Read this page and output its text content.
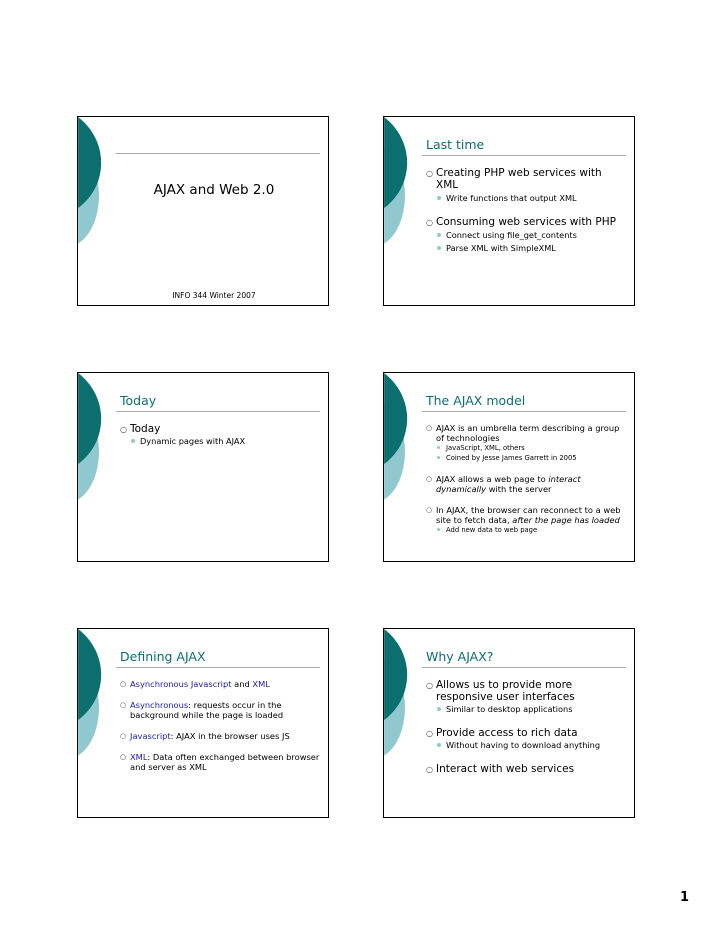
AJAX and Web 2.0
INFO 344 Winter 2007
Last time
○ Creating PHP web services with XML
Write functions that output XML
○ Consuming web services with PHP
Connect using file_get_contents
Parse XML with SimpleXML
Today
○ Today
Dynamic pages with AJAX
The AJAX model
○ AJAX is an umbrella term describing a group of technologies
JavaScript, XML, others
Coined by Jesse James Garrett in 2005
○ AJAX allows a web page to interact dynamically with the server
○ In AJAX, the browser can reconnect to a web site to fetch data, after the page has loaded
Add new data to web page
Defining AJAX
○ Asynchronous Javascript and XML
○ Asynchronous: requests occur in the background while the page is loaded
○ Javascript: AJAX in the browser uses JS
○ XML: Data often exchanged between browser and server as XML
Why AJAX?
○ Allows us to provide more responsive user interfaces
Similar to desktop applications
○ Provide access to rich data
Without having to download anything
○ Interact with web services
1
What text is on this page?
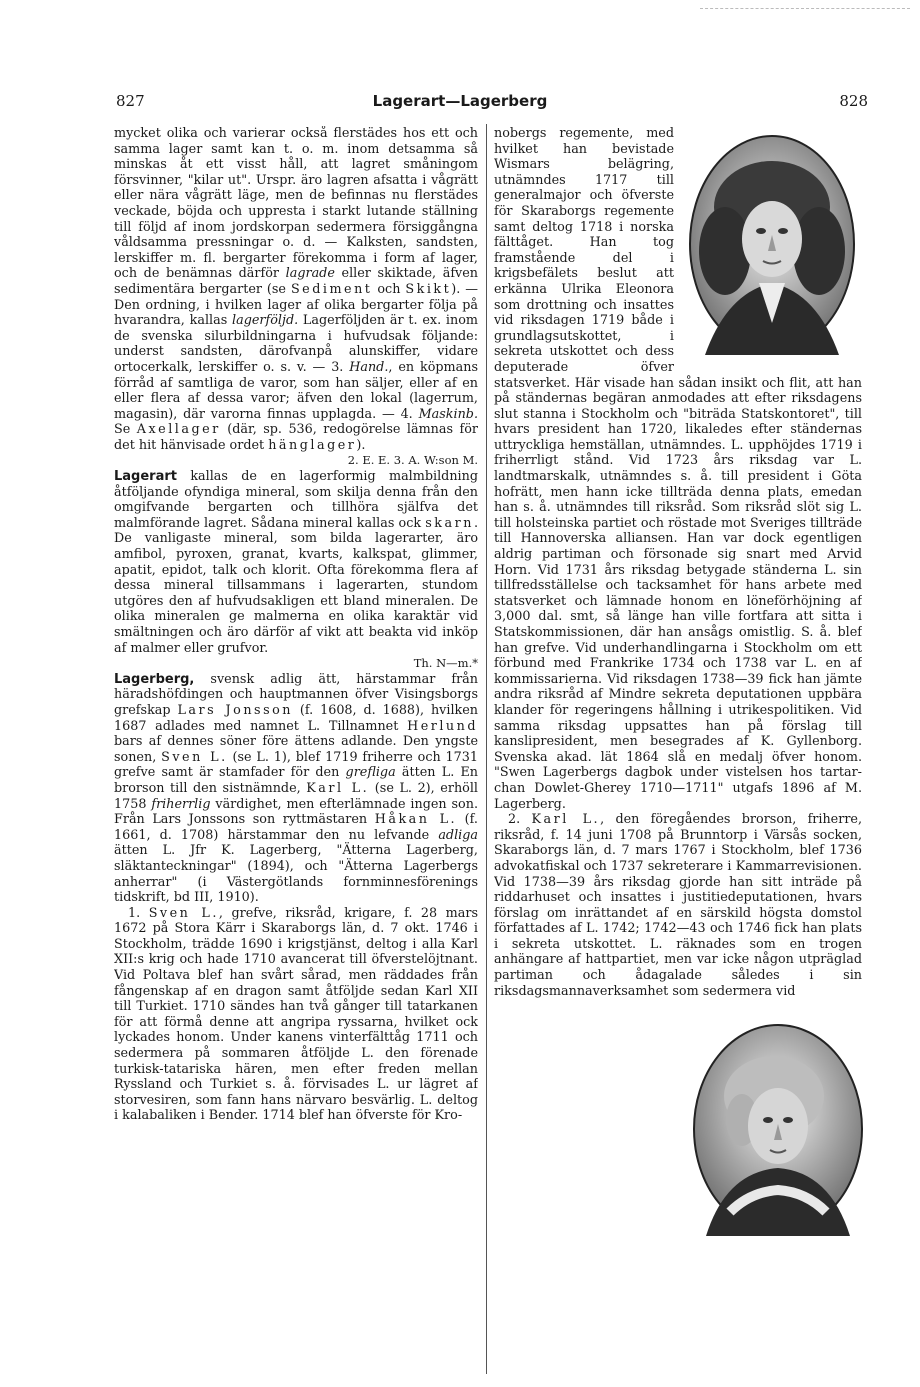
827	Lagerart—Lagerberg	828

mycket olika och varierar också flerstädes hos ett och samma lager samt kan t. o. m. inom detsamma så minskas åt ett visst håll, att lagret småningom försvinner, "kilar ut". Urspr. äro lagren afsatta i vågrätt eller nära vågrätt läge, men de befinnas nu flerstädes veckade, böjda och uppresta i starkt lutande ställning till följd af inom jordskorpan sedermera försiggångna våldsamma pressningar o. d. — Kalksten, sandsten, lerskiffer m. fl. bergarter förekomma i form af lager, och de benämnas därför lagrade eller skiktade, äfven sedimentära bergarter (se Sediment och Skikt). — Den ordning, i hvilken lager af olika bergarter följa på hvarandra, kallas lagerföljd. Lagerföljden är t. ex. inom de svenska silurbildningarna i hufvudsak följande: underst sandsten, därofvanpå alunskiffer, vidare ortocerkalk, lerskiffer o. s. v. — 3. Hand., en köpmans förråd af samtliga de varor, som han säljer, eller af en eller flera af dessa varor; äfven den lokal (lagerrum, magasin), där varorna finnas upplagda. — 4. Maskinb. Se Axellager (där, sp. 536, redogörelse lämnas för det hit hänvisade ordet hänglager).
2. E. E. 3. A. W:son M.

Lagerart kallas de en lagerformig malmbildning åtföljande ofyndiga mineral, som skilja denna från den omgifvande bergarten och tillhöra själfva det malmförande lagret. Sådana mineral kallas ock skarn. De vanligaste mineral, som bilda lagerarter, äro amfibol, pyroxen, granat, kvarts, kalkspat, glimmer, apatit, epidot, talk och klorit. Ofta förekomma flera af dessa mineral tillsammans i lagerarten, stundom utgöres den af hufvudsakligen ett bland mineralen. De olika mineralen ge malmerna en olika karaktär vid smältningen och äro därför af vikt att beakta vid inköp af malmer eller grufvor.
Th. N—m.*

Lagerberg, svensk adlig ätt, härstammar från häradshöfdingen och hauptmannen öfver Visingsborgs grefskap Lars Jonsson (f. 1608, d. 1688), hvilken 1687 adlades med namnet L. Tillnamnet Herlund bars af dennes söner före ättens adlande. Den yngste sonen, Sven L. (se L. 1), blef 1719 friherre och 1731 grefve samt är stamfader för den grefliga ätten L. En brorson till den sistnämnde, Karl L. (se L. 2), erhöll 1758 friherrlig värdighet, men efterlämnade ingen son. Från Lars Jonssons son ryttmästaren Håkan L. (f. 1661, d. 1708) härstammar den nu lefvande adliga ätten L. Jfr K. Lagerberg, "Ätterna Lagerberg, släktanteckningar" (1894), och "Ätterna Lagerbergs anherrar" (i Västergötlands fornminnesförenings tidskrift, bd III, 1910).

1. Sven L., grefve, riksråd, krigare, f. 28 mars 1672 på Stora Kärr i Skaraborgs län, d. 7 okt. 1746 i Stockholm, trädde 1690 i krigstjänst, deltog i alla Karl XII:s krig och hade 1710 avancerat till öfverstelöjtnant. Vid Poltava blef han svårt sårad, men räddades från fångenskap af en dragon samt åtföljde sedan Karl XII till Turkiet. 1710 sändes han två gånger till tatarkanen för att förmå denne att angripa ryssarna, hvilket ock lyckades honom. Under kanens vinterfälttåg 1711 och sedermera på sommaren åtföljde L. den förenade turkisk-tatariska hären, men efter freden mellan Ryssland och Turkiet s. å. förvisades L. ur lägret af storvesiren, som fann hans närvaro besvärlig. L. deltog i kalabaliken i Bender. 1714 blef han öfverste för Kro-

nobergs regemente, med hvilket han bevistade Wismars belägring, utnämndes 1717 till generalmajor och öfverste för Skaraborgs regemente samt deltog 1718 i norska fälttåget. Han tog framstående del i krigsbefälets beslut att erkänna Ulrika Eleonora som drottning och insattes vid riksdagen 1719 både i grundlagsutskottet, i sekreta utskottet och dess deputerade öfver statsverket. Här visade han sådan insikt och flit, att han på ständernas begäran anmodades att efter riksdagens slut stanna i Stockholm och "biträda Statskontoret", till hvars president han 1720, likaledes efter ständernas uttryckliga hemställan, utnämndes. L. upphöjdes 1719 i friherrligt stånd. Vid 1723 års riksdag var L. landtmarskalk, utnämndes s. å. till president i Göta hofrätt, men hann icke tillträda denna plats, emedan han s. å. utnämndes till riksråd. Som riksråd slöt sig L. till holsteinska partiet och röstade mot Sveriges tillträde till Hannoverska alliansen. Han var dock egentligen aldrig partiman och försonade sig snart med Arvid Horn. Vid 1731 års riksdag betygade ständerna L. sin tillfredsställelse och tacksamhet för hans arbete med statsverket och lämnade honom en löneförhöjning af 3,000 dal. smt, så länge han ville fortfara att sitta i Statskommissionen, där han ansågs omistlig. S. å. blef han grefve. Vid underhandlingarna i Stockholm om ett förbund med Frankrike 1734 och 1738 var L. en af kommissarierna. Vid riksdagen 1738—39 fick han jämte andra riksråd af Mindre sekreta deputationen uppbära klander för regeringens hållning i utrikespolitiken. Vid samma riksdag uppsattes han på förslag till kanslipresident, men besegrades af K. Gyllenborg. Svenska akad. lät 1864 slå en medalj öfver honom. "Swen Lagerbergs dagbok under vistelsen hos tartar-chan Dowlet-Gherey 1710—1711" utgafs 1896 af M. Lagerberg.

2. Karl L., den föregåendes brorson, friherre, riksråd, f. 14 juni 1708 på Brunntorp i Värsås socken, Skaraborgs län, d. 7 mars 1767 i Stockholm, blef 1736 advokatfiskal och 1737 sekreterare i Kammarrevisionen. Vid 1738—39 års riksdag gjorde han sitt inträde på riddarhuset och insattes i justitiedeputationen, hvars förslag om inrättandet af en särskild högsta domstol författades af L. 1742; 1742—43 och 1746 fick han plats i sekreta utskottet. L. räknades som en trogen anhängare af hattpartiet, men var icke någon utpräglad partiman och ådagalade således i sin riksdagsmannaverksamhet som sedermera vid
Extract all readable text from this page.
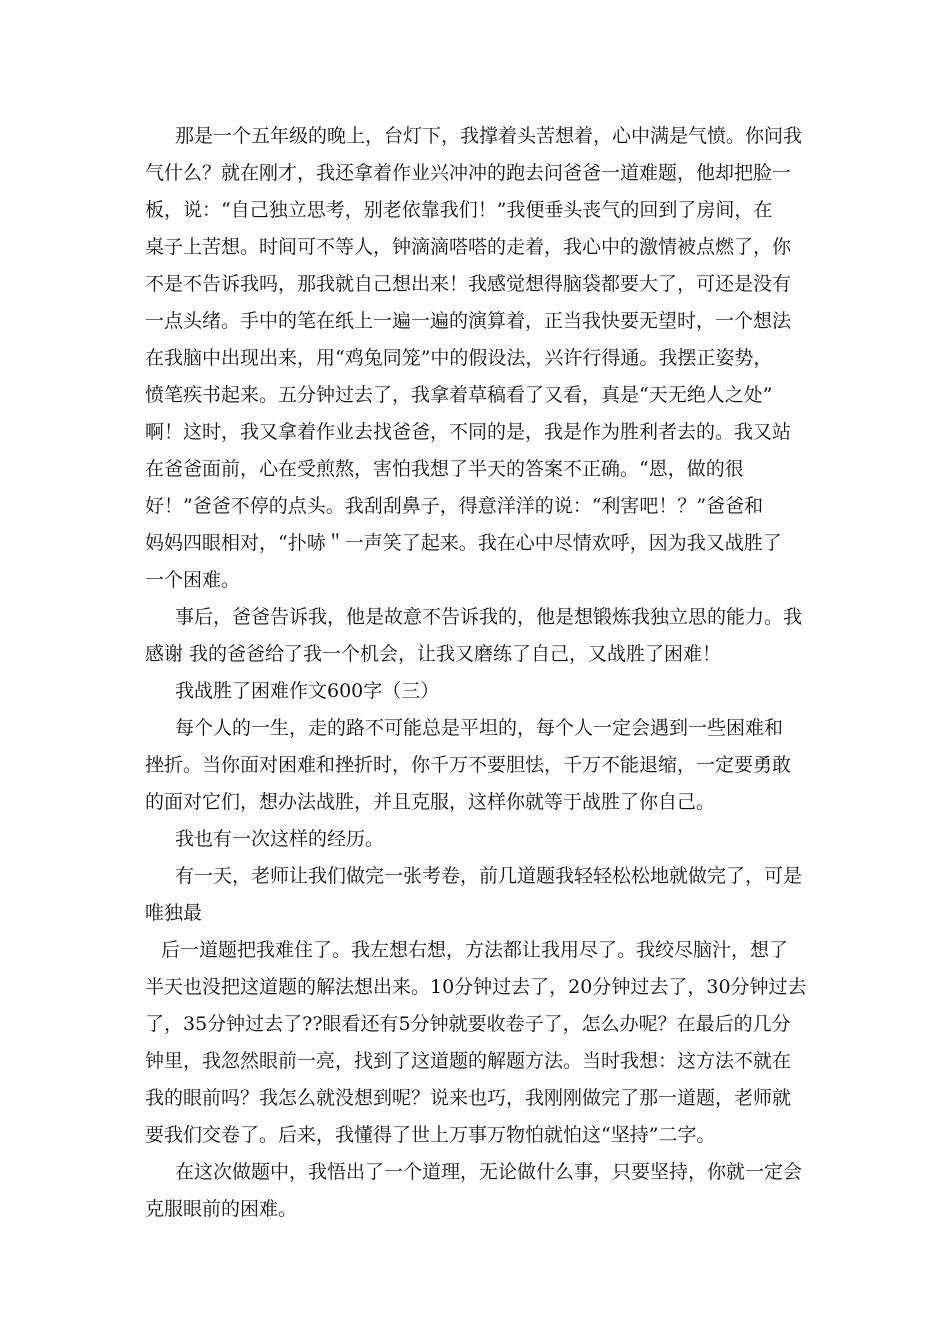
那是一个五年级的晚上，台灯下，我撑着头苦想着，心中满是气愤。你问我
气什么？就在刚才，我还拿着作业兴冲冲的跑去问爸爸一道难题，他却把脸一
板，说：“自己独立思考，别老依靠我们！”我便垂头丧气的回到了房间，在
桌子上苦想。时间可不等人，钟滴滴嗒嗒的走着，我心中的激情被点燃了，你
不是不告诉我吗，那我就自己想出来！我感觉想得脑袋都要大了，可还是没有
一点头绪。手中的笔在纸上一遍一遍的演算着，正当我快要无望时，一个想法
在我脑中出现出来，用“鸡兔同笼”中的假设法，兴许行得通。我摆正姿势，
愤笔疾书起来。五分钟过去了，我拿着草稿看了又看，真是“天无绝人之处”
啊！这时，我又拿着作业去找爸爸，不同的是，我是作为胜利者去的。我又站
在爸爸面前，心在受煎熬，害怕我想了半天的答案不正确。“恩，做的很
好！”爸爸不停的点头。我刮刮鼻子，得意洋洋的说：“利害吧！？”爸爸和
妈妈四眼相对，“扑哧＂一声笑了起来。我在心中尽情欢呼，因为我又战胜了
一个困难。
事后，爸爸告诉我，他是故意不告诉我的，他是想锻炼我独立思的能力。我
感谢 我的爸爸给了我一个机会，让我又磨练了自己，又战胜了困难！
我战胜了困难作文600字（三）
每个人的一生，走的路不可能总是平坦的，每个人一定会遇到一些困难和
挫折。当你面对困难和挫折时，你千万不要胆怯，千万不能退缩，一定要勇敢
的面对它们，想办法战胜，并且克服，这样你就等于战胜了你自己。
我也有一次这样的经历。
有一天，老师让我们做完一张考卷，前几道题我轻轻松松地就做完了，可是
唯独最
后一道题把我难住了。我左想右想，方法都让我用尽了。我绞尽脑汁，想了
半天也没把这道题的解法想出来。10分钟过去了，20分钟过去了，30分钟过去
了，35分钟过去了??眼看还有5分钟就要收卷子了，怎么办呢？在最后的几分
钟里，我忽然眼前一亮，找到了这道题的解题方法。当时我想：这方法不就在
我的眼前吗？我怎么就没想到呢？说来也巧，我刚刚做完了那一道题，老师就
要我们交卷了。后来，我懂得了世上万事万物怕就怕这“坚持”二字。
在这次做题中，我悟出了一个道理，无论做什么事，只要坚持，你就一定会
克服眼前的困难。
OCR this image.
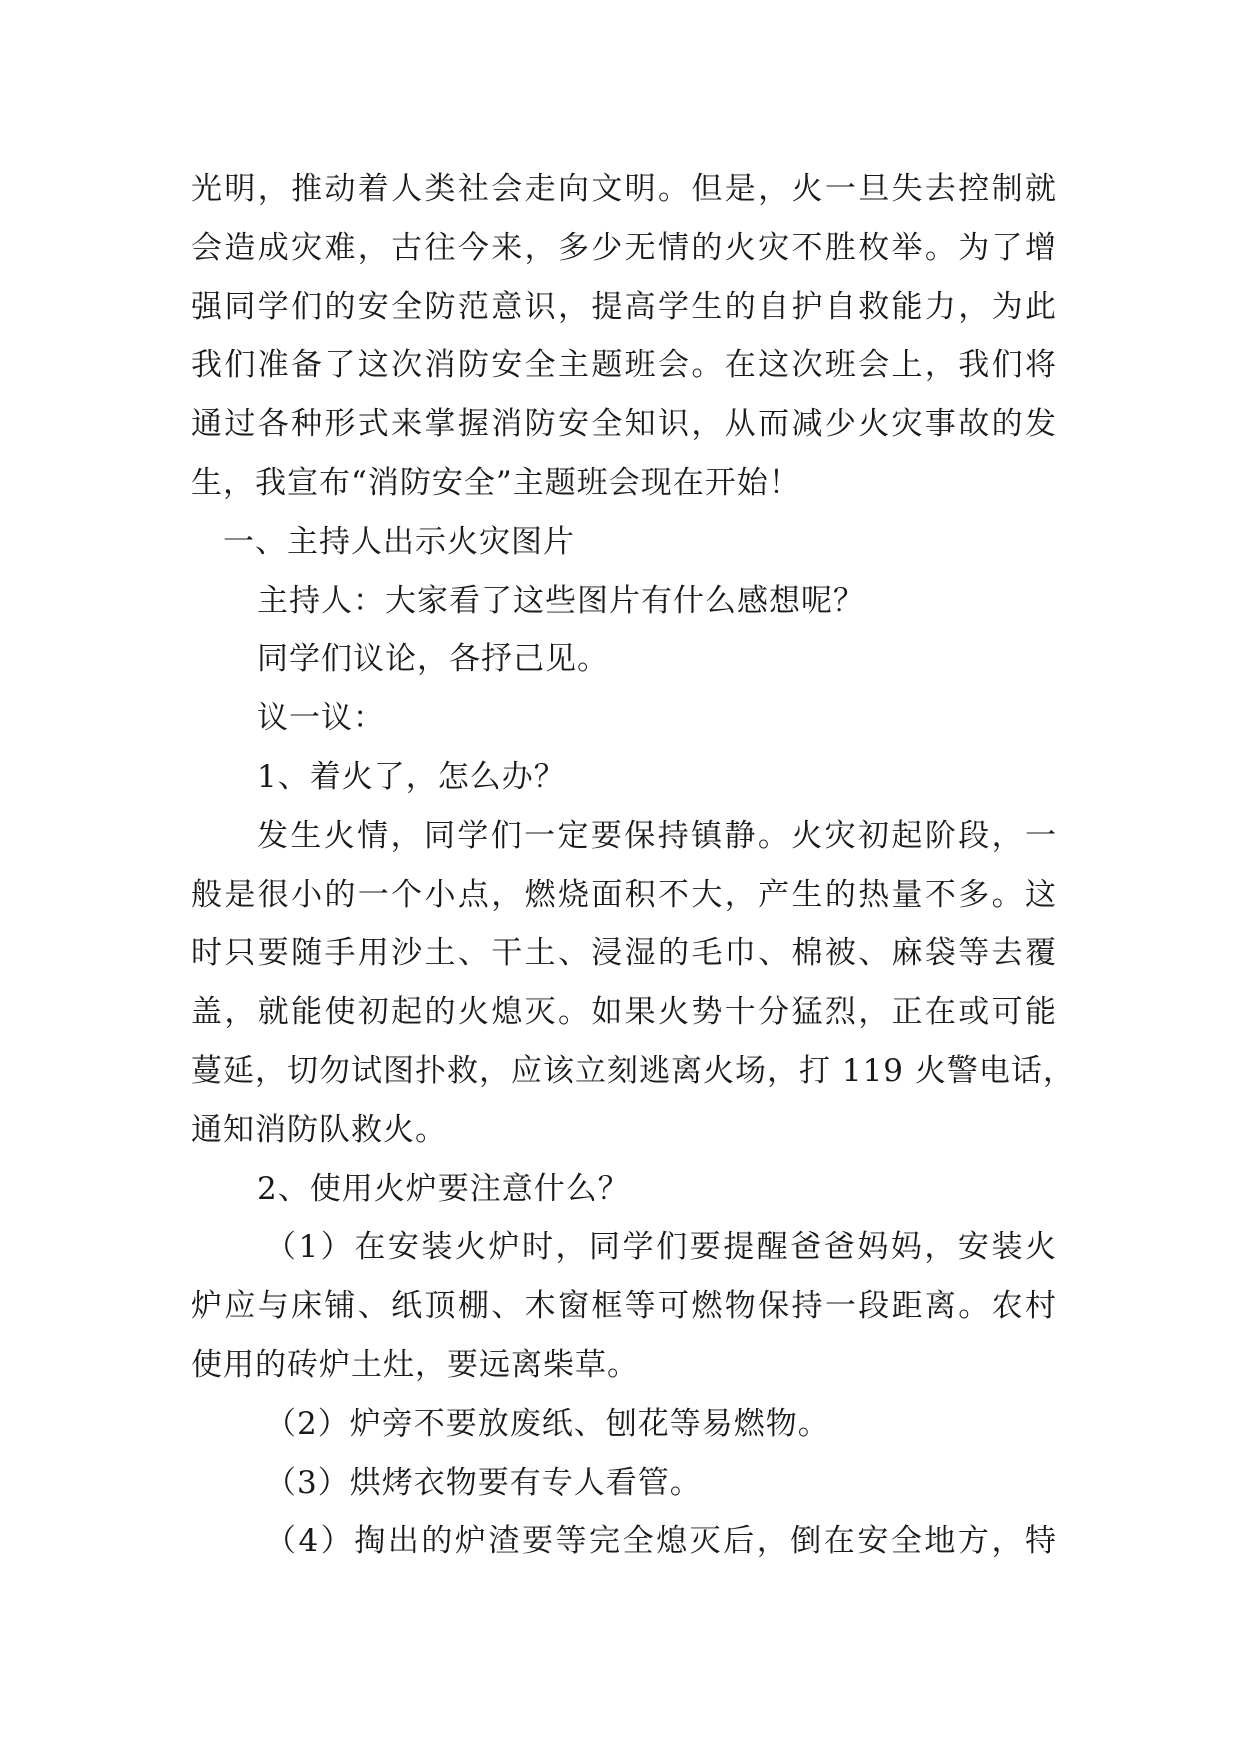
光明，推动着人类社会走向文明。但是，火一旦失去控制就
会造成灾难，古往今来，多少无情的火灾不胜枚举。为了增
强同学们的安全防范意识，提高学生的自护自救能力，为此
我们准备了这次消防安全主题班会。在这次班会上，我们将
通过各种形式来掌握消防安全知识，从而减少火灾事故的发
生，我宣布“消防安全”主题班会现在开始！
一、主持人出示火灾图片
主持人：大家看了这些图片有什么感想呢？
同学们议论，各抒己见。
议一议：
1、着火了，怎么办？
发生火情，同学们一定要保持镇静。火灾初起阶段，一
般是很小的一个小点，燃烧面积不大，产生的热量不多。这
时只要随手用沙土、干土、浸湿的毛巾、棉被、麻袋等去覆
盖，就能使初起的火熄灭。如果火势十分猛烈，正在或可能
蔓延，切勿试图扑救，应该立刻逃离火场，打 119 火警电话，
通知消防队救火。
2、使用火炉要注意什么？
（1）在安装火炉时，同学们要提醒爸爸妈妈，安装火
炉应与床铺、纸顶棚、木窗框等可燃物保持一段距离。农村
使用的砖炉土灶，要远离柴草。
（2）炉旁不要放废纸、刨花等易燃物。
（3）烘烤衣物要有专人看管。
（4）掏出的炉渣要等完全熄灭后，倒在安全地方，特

:::

Working from the material above, state how many lines contain "Asynchronous"; give only the number.

2